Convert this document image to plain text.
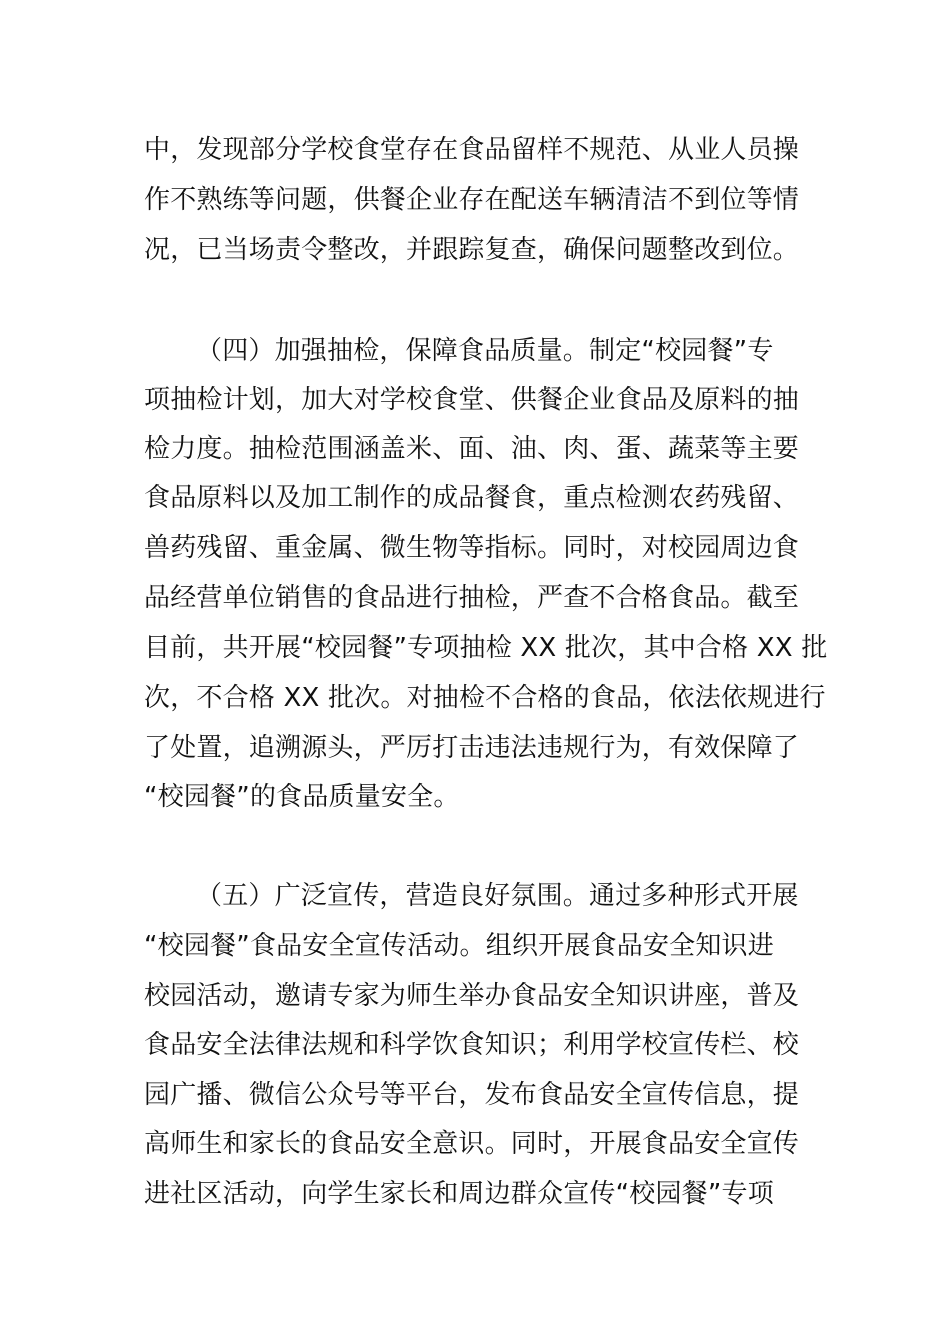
中，发现部分学校食堂存在食品留样不规范、从业人员操
作不熟练等问题，供餐企业存在配送车辆清洁不到位等情
况，已当场责令整改，并跟踪复查，确保问题整改到位。
（四）加强抽检，保障食品质量。制定“校园餐”专
项抽检计划，加大对学校食堂、供餐企业食品及原料的抽
检力度。抽检范围涵盖米、面、油、肉、蛋、蔬菜等主要
食品原料以及加工制作的成品餐食，重点检测农药残留、
兽药残留、重金属、微生物等指标。同时，对校园周边食
品经营单位销售的食品进行抽检，严查不合格食品。截至
目前，共开展“校园餐”专项抽检 XX 批次，其中合格 XX 批
次，不合格 XX 批次。对抽检不合格的食品，依法依规进行
了处置，追溯源头，严厉打击违法违规行为，有效保障了
“校园餐”的食品质量安全。
（五）广泛宣传，营造良好氛围。通过多种形式开展
“校园餐”食品安全宣传活动。组织开展食品安全知识进
校园活动，邀请专家为师生举办食品安全知识讲座，普及
食品安全法律法规和科学饮食知识；利用学校宣传栏、校
园广播、微信公众号等平台，发布食品安全宣传信息，提
高师生和家长的食品安全意识。同时，开展食品安全宣传
进社区活动，向学生家长和周边群众宣传“校园餐”专项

● Task to complete: Go back to the records above and write them out exactly, without the pictures.

● Reply to the task:
Convert this document image to plain text.
中，发现部分学校食堂存在食品留样不规范、从业人员操
作不熟练等问题，供餐企业存在配送车辆清洁不到位等情
况，已当场责令整改，并跟踪复查，确保问题整改到位。
（四）加强抽检，保障食品质量。制定“校园餐”专
项抽检计划，加大对学校食堂、供餐企业食品及原料的抽
检力度。抽检范围涵盖米、面、油、肉、蛋、蔬菜等主要
食品原料以及加工制作的成品餐食，重点检测农药残留、
兽药残留、重金属、微生物等指标。同时，对校园周边食
品经营单位销售的食品进行抽检，严查不合格食品。截至
目前，共开展“校园餐”专项抽检 XX 批次，其中合格 XX 批
次，不合格 XX 批次。对抽检不合格的食品，依法依规进行
了处置，追溯源头，严厉打击违法违规行为，有效保障了
“校园餐”的食品质量安全。
（五）广泛宣传，营造良好氛围。通过多种形式开展
“校园餐”食品安全宣传活动。组织开展食品安全知识进
校园活动，邀请专家为师生举办食品安全知识讲座，普及
食品安全法律法规和科学饮食知识；利用学校宣传栏、校
园广播、微信公众号等平台，发布食品安全宣传信息，提
高师生和家长的食品安全意识。同时，开展食品安全宣传
进社区活动，向学生家长和周边群众宣传“校园餐”专项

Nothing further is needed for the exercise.